● TASK DESCRIPTION
Nothing but the data itself, reproduced exactly, is the expected answer.

● RECORDED INFORMATION
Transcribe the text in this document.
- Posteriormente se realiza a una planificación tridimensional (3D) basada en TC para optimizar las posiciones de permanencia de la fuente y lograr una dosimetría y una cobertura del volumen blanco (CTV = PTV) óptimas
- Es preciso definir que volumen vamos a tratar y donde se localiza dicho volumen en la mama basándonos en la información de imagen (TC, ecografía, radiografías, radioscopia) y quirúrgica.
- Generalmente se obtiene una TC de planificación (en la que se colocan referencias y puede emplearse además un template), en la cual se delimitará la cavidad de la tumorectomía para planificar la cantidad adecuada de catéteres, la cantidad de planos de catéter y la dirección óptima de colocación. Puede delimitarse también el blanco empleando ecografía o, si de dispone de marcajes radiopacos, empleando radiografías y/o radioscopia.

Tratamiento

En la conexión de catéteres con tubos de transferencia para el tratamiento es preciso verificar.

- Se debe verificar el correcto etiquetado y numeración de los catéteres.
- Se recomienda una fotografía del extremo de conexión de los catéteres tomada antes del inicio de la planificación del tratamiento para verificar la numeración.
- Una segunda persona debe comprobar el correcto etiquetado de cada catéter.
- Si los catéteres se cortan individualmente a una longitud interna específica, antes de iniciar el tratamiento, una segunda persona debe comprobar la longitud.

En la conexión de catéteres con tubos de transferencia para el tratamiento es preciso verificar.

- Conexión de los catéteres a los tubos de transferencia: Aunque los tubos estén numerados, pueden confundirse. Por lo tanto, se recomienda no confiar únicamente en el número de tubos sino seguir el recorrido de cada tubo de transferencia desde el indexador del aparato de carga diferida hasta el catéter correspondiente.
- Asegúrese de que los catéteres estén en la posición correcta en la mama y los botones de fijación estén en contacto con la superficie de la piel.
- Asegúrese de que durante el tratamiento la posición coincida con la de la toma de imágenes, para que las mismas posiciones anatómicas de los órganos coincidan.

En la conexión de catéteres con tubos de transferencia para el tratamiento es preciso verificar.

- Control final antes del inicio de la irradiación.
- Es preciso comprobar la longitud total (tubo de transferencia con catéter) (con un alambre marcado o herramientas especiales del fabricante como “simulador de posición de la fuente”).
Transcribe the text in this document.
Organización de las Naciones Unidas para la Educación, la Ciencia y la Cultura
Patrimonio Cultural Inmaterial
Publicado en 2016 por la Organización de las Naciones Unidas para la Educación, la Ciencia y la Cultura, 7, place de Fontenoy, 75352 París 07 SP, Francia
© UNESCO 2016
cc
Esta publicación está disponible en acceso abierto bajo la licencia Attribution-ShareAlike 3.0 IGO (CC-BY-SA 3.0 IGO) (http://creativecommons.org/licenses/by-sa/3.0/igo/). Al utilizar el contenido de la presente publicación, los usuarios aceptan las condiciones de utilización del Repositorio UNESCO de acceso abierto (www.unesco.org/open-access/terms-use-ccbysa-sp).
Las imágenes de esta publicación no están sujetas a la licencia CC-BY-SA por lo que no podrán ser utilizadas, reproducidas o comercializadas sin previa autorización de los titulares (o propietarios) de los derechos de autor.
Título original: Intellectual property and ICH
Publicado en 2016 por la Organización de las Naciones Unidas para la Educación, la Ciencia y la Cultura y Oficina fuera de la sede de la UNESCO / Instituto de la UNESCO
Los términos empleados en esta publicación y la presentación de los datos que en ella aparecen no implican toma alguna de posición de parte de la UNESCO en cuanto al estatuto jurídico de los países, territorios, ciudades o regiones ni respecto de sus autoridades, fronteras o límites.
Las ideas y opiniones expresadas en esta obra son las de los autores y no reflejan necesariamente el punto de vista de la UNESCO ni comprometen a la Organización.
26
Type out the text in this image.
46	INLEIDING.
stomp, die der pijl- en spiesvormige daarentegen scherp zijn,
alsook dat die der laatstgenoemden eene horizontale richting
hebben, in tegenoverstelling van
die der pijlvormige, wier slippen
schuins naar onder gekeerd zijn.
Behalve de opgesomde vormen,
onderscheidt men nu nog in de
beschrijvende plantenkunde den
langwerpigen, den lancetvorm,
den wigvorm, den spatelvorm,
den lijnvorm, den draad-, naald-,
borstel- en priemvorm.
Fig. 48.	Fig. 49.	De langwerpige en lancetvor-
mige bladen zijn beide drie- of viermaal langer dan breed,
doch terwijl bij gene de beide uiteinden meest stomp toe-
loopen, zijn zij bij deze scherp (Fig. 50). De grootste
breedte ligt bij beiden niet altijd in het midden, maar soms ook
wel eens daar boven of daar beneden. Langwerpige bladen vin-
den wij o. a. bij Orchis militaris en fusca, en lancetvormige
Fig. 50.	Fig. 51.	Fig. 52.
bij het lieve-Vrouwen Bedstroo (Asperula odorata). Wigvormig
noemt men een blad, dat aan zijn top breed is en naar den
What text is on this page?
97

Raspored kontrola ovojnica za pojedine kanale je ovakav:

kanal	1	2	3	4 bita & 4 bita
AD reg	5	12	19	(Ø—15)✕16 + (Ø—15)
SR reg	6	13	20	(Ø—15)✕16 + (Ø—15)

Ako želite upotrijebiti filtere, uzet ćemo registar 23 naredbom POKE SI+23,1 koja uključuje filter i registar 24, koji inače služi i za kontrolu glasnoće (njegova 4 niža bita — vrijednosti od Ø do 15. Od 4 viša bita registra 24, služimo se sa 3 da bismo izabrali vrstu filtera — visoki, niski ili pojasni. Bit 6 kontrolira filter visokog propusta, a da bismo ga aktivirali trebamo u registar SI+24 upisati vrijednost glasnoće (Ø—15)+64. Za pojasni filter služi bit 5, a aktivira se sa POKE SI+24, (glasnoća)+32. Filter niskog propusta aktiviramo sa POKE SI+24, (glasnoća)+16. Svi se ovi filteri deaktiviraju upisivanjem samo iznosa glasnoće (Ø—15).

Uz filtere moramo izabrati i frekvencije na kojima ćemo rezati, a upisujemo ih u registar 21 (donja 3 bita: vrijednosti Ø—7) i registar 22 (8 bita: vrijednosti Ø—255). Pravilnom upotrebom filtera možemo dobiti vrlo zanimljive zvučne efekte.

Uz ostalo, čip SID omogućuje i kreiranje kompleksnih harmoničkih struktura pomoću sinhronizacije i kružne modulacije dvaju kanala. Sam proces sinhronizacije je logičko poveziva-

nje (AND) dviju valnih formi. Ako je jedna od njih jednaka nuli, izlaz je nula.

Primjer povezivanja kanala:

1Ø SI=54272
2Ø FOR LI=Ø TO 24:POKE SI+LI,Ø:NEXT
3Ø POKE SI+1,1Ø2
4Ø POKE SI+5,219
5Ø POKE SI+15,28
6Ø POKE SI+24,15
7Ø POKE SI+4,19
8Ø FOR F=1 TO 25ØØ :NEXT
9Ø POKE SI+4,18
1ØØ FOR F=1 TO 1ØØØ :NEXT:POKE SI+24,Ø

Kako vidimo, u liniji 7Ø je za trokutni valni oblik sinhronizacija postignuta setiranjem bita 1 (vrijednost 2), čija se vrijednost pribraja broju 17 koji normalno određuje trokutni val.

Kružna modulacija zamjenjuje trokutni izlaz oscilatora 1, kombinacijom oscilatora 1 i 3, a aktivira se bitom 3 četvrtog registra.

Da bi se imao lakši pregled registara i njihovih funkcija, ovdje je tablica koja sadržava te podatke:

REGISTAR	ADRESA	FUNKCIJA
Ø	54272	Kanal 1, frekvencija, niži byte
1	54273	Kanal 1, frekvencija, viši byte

● OUTPUT FOR THIS TASK
Transcribe the text in this document.
- Posteriormente se realiza a una planificación tridimensional (3D) basada en TC para optimizar las posiciones de permanencia de la fuente y lograr una dosimetría y una cobertura del volumen blanco (CTV = PTV) óptimas
- Es preciso definir que volumen vamos a tratar y donde se localiza dicho volumen en la mama basándonos en la información de imagen (TC, ecografía, radiografías, radioscopia) y quirúrgica.
- Generalmente se obtiene una TC de planificación (en la que se colocan referencias y puede emplearse además un template), en la cual se delimitará la cavidad de la tumorectomía para planificar la cantidad adecuada de catéteres, la cantidad de planos de catéter y la dirección óptima de colocación. Puede delimitarse también el blanco empleando ecografía o, si de dispone de marcajes radiopacos, empleando radiografías y/o radioscopia.

Tratamiento

En la conexión de catéteres con tubos de transferencia para el tratamiento es preciso verificar.

- Se debe verificar el correcto etiquetado y numeración de los catéteres.
- Se recomienda una fotografía del extremo de conexión de los catéteres tomada antes del inicio de la planificación del tratamiento para verificar la numeración.
- Una segunda persona debe comprobar el correcto etiquetado de cada catéter.
- Si los catéteres se cortan individualmente a una longitud interna específica, antes de iniciar el tratamiento, una segunda persona debe comprobar la longitud.

En la conexión de catéteres con tubos de transferencia para el tratamiento es preciso verificar.

- Conexión de los catéteres a los tubos de transferencia: Aunque los tubos estén numerados, pueden confundirse. Por lo tanto, se recomienda no confiar únicamente en el número de tubos sino seguir el recorrido de cada tubo de transferencia desde el indexador del aparato de carga diferida hasta el catéter correspondiente.
- Asegúrese de que los catéteres estén en la posición correcta en la mama y los botones de fijación estén en contacto con la superficie de la piel.
- Asegúrese de que durante el tratamiento la posición coincida con la de la toma de imágenes, para que las mismas posiciones anatómicas de los órganos coincidan.

En la conexión de catéteres con tubos de transferencia para el tratamiento es preciso verificar.

- Control final antes del inicio de la irradiación.
- Es preciso comprobar la longitud total (tubo de transferencia con catéter) (con un alambre marcado o herramientas especiales del fabricante como “simulador de posición de la fuente”).
Transcribe the text in this document.
Organización de las Naciones Unidas para la Educación, la Ciencia y la Cultura
Patrimonio Cultural Inmaterial
Publicado en 2016 por la Organización de las Naciones Unidas para la Educación, la Ciencia y la Cultura, 7, place de Fontenoy, 75352 París 07 SP, Francia
© UNESCO 2016
cc
Esta publicación está disponible en acceso abierto bajo la licencia Attribution-ShareAlike 3.0 IGO (CC-BY-SA 3.0 IGO) (http://creativecommons.org/licenses/by-sa/3.0/igo/). Al utilizar el contenido de la presente publicación, los usuarios aceptan las condiciones de utilización del Repositorio UNESCO de acceso abierto (www.unesco.org/open-access/terms-use-ccbysa-sp).
Las imágenes de esta publicación no están sujetas a la licencia CC-BY-SA por lo que no podrán ser utilizadas, reproducidas o comercializadas sin previa autorización de los titulares (o propietarios) de los derechos de autor.
Título original: Intellectual property and ICH
Publicado en 2016 por la Organización de las Naciones Unidas para la Educación, la Ciencia y la Cultura y Oficina fuera de la sede de la UNESCO / Instituto de la UNESCO
Los términos empleados en esta publicación y la presentación de los datos que en ella aparecen no implican toma alguna de posición de parte de la UNESCO en cuanto al estatuto jurídico de los países, territorios, ciudades o regiones ni respecto de sus autoridades, fronteras o límites.
Las ideas y opiniones expresadas en esta obra son las de los autores y no reflejan necesariamente el punto de vista de la UNESCO ni comprometen a la Organización.
26
Type out the text in this image.
46	INLEIDING.
stomp, die der pijl- en spiesvormige daarentegen scherp zijn,
alsook dat die der laatstgenoemden eene horizontale richting
hebben, in tegenoverstelling van
die der pijlvormige, wier slippen
schuins naar onder gekeerd zijn.
Behalve de opgesomde vormen,
onderscheidt men nu nog in de
beschrijvende plantenkunde den
langwerpigen, den lancetvorm,
den wigvorm, den spatelvorm,
den lijnvorm, den draad-, naald-,
borstel- en priemvorm.
Fig. 48.	Fig. 49.	De langwerpige en lancetvor-
mige bladen zijn beide drie- of viermaal langer dan breed,
doch terwijl bij gene de beide uiteinden meest stomp toe-
loopen, zijn zij bij deze scherp (Fig. 50). De grootste
breedte ligt bij beiden niet altijd in het midden, maar soms ook
wel eens daar boven of daar beneden. Langwerpige bladen vin-
den wij o. a. bij Orchis militaris en fusca, en lancetvormige
Fig. 50.	Fig. 51.	Fig. 52.
bij het lieve-Vrouwen Bedstroo (Asperula odorata). Wigvormig
noemt men een blad, dat aan zijn top breed is en naar den
What text is on this page?
97

Raspored kontrola ovojnica za pojedine kanale je ovakav:

kanal	1	2	3	4 bita & 4 bita
AD reg	5	12	19	(Ø—15)✕16 + (Ø—15)
SR reg	6	13	20	(Ø—15)✕16 + (Ø—15)

Ako želite upotrijebiti filtere, uzet ćemo registar 23 naredbom POKE SI+23,1 koja uključuje filter i registar 24, koji inače služi i za kontrolu glasnoće (njegova 4 niža bita — vrijednosti od Ø do 15. Od 4 viša bita registra 24, služimo se sa 3 da bismo izabrali vrstu filtera — visoki, niski ili pojasni. Bit 6 kontrolira filter visokog propusta, a da bismo ga aktivirali trebamo u registar SI+24 upisati vrijednost glasnoće (Ø—15)+64. Za pojasni filter služi bit 5, a aktivira se sa POKE SI+24, (glasnoća)+32. Filter niskog propusta aktiviramo sa POKE SI+24, (glasnoća)+16. Svi se ovi filteri deaktiviraju upisivanjem samo iznosa glasnoće (Ø—15).

Uz filtere moramo izabrati i frekvencije na kojima ćemo rezati, a upisujemo ih u registar 21 (donja 3 bita: vrijednosti Ø—7) i registar 22 (8 bita: vrijednosti Ø—255). Pravilnom upotrebom filtera možemo dobiti vrlo zanimljive zvučne efekte.

Uz ostalo, čip SID omogućuje i kreiranje kompleksnih harmoničkih struktura pomoću sinhronizacije i kružne modulacije dvaju kanala. Sam proces sinhronizacije je logičko poveziva-

nje (AND) dviju valnih formi. Ako je jedna od njih jednaka nuli, izlaz je nula.

Primjer povezivanja kanala:

1Ø SI=54272
2Ø FOR LI=Ø TO 24:POKE SI+LI,Ø:NEXT
3Ø POKE SI+1,1Ø2
4Ø POKE SI+5,219
5Ø POKE SI+15,28
6Ø POKE SI+24,15
7Ø POKE SI+4,19
8Ø FOR F=1 TO 25ØØ :NEXT
9Ø POKE SI+4,18
1ØØ FOR F=1 TO 1ØØØ :NEXT:POKE SI+24,Ø

Kako vidimo, u liniji 7Ø je za trokutni valni oblik sinhronizacija postignuta setiranjem bita 1 (vrijednost 2), čija se vrijednost pribraja broju 17 koji normalno određuje trokutni val.

Kružna modulacija zamjenjuje trokutni izlaz oscilatora 1, kombinacijom oscilatora 1 i 3, a aktivira se bitom 3 četvrtog registra.

Da bi se imao lakši pregled registara i njihovih funkcija, ovdje je tablica koja sadržava te podatke:

REGISTAR	ADRESA	FUNKCIJA
Ø	54272	Kanal 1, frekvencija, niži byte
1	54273	Kanal 1, frekvencija, viši byte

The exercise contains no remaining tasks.